::: GIVEN DATA

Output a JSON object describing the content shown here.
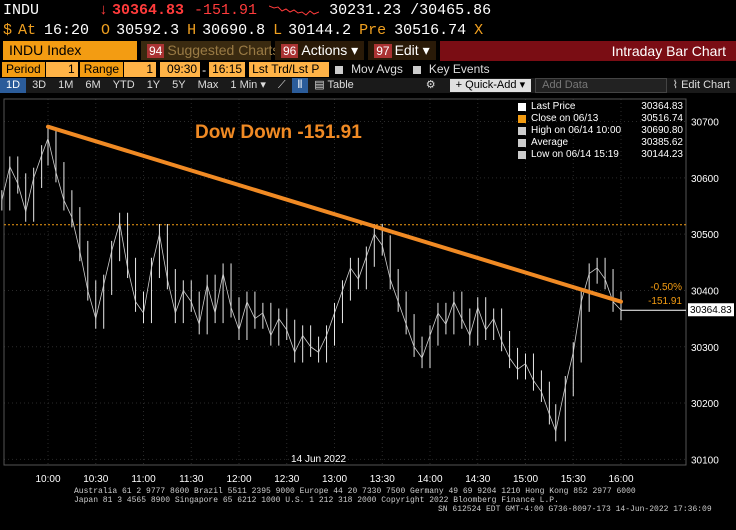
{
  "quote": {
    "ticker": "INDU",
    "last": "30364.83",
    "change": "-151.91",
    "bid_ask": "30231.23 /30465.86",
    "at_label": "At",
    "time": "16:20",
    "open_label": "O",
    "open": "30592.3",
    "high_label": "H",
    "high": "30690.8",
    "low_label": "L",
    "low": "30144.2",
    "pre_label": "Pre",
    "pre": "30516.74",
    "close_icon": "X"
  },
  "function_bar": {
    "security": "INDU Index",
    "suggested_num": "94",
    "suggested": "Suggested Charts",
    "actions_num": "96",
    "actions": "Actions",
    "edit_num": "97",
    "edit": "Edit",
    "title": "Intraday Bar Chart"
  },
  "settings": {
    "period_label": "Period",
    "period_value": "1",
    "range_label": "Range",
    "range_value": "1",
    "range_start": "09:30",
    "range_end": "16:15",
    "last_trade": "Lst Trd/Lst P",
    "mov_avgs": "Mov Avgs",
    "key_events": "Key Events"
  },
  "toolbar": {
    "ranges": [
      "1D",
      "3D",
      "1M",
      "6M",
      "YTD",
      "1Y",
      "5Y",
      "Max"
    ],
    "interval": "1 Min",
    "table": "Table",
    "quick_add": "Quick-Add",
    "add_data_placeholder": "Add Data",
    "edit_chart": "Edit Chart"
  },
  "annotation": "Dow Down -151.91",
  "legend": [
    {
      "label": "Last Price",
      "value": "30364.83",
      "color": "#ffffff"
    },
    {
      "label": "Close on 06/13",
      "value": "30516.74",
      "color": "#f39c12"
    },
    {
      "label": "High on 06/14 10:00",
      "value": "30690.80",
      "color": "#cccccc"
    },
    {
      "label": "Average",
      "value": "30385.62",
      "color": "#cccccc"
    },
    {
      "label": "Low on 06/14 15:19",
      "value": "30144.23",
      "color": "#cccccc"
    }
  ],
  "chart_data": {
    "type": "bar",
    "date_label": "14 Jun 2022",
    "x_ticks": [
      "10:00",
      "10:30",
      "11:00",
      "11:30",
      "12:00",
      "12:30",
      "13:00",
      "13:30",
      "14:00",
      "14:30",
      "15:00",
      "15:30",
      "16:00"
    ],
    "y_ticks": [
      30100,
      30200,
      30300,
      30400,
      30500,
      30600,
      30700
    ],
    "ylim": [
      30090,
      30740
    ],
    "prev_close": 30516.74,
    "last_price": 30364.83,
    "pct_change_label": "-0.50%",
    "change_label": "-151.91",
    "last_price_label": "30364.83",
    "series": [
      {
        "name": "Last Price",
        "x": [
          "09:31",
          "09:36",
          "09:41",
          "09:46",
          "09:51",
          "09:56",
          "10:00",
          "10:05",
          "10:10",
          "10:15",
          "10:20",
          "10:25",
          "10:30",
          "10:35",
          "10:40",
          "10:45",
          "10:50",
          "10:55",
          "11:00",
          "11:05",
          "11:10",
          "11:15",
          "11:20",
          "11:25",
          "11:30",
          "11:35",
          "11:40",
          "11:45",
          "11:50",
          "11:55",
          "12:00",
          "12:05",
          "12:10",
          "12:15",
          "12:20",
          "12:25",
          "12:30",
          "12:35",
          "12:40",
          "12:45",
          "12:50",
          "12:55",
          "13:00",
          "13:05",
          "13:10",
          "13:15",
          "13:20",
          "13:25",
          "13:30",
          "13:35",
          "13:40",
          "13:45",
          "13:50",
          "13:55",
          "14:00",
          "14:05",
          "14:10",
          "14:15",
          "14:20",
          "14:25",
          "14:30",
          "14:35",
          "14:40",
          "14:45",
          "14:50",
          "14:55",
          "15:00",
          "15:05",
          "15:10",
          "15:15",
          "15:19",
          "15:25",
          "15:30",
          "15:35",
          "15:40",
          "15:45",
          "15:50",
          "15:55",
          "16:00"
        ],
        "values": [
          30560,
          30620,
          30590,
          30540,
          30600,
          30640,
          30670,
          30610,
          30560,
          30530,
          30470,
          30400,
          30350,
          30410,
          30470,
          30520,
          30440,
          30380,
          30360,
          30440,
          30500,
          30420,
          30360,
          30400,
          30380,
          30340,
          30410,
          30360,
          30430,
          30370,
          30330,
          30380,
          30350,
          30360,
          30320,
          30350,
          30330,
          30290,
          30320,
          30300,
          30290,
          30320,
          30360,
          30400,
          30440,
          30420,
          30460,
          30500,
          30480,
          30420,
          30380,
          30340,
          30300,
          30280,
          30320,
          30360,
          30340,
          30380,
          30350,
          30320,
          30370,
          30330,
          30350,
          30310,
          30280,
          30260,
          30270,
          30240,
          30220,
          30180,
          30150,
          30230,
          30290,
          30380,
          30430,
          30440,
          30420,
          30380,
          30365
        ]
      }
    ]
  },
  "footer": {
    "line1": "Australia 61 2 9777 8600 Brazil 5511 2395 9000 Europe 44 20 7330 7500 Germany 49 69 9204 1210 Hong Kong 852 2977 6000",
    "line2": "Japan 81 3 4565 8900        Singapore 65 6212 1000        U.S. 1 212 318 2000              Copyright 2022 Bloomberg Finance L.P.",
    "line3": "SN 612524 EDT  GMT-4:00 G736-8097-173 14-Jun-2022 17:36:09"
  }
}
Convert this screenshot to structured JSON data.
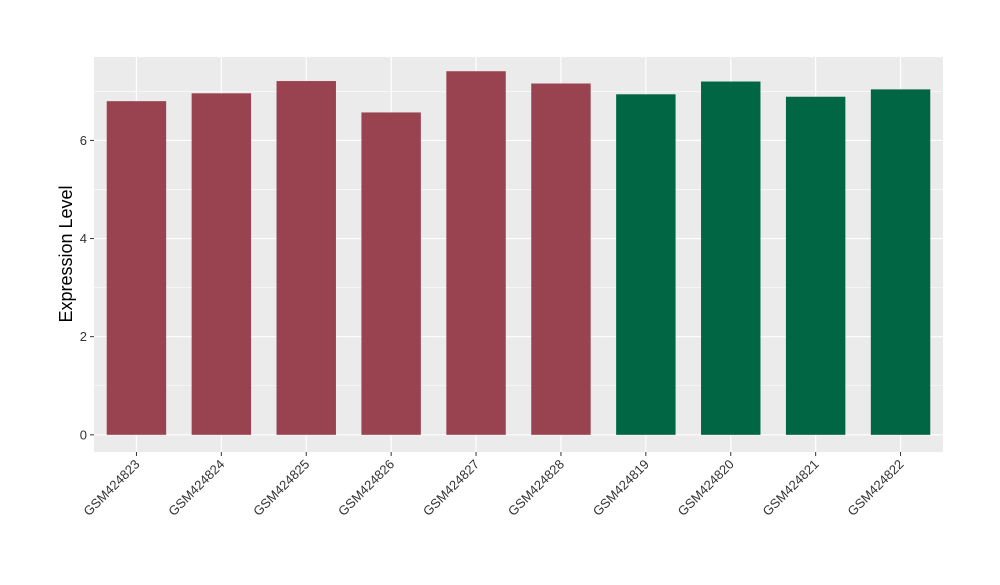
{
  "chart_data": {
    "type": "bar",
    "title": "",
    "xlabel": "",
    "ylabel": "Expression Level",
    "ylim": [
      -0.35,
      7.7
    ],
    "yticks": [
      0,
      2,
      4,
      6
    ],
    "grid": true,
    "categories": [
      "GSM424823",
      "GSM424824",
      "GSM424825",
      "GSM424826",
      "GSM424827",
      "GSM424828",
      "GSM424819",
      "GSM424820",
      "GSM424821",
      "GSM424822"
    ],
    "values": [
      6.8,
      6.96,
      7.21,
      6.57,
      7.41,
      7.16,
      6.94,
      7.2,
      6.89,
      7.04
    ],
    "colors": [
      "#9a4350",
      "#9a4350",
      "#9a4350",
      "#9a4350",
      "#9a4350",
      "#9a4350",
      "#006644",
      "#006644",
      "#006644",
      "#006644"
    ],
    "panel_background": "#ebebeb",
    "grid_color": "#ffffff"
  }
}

::::::

→ **PROBLEM REQUIREMENTS**
The copy should hold exactly the lines from the line containing "Convert this screenshot" through the end of the data, both ends included, and no pictures.

→ **TASK RESULT**
Convert this screenshot to structured JSON data.
{
  "chart_data": {
    "type": "bar",
    "title": "",
    "xlabel": "",
    "ylabel": "Expression Level",
    "ylim": [
      -0.35,
      7.7
    ],
    "yticks": [
      0,
      2,
      4,
      6
    ],
    "grid": true,
    "categories": [
      "GSM424823",
      "GSM424824",
      "GSM424825",
      "GSM424826",
      "GSM424827",
      "GSM424828",
      "GSM424819",
      "GSM424820",
      "GSM424821",
      "GSM424822"
    ],
    "values": [
      6.8,
      6.96,
      7.21,
      6.57,
      7.41,
      7.16,
      6.94,
      7.2,
      6.89,
      7.04
    ],
    "colors": [
      "#9a4350",
      "#9a4350",
      "#9a4350",
      "#9a4350",
      "#9a4350",
      "#9a4350",
      "#006644",
      "#006644",
      "#006644",
      "#006644"
    ],
    "panel_background": "#ebebeb",
    "grid_color": "#ffffff"
  }
}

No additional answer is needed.